* GIVEN DATA
= = = =
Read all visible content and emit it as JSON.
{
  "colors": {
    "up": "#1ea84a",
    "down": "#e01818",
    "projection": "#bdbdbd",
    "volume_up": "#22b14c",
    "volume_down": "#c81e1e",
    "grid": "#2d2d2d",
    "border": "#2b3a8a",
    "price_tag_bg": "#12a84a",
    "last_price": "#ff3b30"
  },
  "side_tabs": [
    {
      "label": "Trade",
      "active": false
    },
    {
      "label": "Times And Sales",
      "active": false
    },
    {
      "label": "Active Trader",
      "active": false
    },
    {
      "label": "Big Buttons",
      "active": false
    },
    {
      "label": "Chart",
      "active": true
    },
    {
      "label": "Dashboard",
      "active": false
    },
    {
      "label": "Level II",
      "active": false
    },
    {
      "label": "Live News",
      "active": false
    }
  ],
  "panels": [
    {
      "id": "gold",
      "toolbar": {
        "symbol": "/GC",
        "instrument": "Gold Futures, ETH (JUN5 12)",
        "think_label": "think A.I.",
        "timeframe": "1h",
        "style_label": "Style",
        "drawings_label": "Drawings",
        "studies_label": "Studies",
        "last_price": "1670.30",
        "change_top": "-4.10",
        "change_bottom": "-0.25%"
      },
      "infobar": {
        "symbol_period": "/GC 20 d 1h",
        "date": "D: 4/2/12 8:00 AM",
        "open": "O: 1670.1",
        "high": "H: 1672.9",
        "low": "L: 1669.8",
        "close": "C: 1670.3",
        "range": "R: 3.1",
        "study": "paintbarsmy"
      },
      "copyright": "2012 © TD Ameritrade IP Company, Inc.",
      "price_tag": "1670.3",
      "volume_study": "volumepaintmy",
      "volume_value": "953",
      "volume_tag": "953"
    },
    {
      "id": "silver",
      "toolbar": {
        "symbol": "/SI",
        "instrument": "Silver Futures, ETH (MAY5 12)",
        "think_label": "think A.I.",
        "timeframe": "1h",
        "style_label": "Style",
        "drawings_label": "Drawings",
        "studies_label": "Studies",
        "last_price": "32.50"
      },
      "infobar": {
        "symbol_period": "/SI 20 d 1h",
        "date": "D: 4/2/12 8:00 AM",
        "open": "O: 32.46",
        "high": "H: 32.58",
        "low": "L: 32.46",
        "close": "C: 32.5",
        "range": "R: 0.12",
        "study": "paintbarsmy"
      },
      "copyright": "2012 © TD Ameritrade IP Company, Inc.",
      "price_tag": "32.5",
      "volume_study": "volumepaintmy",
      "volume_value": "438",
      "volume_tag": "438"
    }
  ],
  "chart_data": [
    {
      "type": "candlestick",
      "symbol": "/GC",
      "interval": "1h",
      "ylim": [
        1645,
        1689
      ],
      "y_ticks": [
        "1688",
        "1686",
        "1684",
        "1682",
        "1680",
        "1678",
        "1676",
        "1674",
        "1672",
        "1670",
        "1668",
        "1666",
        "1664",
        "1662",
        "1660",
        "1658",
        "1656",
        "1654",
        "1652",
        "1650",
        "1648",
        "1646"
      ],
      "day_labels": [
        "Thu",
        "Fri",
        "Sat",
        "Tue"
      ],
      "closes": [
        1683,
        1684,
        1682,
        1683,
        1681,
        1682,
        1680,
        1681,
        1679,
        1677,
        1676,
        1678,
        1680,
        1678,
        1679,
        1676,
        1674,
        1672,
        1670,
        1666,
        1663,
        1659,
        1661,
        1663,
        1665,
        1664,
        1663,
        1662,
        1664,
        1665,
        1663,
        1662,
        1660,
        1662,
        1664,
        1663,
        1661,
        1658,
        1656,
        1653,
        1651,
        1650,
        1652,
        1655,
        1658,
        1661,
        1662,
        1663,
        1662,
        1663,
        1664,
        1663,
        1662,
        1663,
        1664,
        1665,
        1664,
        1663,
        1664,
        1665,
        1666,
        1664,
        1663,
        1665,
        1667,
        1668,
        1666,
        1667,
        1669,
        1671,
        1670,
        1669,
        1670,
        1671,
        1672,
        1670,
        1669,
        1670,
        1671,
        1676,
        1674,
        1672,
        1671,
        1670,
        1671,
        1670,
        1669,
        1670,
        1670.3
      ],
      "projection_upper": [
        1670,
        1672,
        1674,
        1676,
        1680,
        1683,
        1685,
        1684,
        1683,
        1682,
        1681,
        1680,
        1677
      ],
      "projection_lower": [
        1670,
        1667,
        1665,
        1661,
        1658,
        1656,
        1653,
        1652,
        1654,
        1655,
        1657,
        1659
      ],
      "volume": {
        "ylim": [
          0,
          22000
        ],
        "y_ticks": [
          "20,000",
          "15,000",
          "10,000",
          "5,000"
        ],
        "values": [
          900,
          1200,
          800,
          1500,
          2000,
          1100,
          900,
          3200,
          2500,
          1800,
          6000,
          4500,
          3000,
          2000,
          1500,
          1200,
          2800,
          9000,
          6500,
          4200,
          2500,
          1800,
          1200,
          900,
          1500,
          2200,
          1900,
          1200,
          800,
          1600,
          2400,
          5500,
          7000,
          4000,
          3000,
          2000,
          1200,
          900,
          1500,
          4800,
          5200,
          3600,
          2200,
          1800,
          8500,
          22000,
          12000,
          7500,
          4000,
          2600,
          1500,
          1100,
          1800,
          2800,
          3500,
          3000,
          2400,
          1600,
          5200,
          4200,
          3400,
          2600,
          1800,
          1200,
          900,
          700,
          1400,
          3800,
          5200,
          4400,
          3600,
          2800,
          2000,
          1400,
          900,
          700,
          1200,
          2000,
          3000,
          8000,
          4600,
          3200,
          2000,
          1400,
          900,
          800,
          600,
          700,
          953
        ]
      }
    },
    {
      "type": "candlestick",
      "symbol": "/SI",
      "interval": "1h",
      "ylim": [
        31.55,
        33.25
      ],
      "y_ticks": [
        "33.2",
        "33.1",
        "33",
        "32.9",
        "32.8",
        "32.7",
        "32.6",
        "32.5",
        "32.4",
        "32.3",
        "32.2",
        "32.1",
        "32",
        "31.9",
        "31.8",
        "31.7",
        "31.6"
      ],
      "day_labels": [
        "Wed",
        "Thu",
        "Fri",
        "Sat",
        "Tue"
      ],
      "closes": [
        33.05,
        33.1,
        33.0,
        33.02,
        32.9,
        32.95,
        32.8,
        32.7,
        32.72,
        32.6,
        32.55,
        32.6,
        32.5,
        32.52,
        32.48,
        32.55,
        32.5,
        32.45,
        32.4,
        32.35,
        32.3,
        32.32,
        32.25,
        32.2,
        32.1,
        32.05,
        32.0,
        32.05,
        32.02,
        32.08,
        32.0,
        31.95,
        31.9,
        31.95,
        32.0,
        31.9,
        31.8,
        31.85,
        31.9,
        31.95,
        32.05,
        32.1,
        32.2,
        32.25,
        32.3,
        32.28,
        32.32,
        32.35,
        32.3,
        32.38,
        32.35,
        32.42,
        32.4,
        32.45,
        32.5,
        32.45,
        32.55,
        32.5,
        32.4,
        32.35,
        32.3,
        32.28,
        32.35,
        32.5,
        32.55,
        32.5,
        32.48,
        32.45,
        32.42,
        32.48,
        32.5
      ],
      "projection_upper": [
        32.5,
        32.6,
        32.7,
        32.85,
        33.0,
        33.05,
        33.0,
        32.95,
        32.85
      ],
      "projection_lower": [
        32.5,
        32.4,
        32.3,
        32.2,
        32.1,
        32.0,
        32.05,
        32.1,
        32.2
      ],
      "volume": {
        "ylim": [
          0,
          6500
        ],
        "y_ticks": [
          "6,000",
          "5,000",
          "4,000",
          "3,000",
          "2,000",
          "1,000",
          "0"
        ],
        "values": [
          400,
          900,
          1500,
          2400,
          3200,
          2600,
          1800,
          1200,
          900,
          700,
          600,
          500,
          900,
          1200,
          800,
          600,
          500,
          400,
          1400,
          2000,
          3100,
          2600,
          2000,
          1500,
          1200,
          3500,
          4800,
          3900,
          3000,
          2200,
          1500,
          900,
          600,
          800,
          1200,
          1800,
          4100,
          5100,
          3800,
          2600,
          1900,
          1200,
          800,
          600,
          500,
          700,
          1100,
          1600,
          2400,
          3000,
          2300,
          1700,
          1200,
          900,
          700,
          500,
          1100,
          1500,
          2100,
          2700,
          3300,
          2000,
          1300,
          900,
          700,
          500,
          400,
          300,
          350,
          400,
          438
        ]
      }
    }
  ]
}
= = = =
* TASK TO CARRY OUT
For the string "instrument", count the lines of the entries above that include it; answer with the number only.

* RESULT FOR THIS TASK
2